- The exercise -
Copy out the lines that include the word "juga".

━━━ Listed records ━━━

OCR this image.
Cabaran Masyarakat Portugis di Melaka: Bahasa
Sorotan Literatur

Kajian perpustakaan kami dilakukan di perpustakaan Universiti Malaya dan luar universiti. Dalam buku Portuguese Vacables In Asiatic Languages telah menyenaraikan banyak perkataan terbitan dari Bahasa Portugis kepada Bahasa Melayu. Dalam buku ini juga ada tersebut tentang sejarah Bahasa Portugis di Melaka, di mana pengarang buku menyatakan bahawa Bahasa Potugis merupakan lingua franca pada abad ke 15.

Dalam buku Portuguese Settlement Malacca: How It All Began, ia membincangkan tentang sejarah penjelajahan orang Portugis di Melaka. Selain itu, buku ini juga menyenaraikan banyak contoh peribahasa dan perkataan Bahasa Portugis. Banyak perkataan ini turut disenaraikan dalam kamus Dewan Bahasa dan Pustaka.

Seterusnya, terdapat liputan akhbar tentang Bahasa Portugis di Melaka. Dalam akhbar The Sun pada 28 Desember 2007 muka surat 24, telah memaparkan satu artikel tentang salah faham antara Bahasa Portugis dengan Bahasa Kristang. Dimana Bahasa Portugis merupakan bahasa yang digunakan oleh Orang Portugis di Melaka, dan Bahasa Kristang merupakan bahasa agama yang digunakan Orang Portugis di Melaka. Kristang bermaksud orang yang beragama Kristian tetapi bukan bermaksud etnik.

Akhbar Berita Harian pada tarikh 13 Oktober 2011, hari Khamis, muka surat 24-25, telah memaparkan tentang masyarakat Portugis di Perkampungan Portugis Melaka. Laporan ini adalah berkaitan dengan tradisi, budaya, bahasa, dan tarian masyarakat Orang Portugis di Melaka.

━━━

- Solved problem -
Kajian perpustakaan kami dilakukan di perpustakaan Universiti Malaya dan luar universiti. Dalam buku Portuguese Vacables In Asiatic Languages telah menyenaraikan banyak perkataan terbitan dari Bahasa Portugis kepada Bahasa Melayu. Dalam buku ini juga ada tersebut tentang sejarah Bahasa Portugis di Melaka, di mana pengarang buku menyatakan bahawa Bahasa Potugis merupakan lingua franca pada abad ke 15.
Dalam buku Portuguese Settlement Malacca: How It All Began, ia membincangkan tentang sejarah penjelajahan orang Portugis di Melaka. Selain itu, buku ini juga menyenaraikan banyak contoh peribahasa dan perkataan Bahasa Portugis. Banyak perkataan ini turut disenaraikan dalam kamus Dewan Bahasa dan Pustaka.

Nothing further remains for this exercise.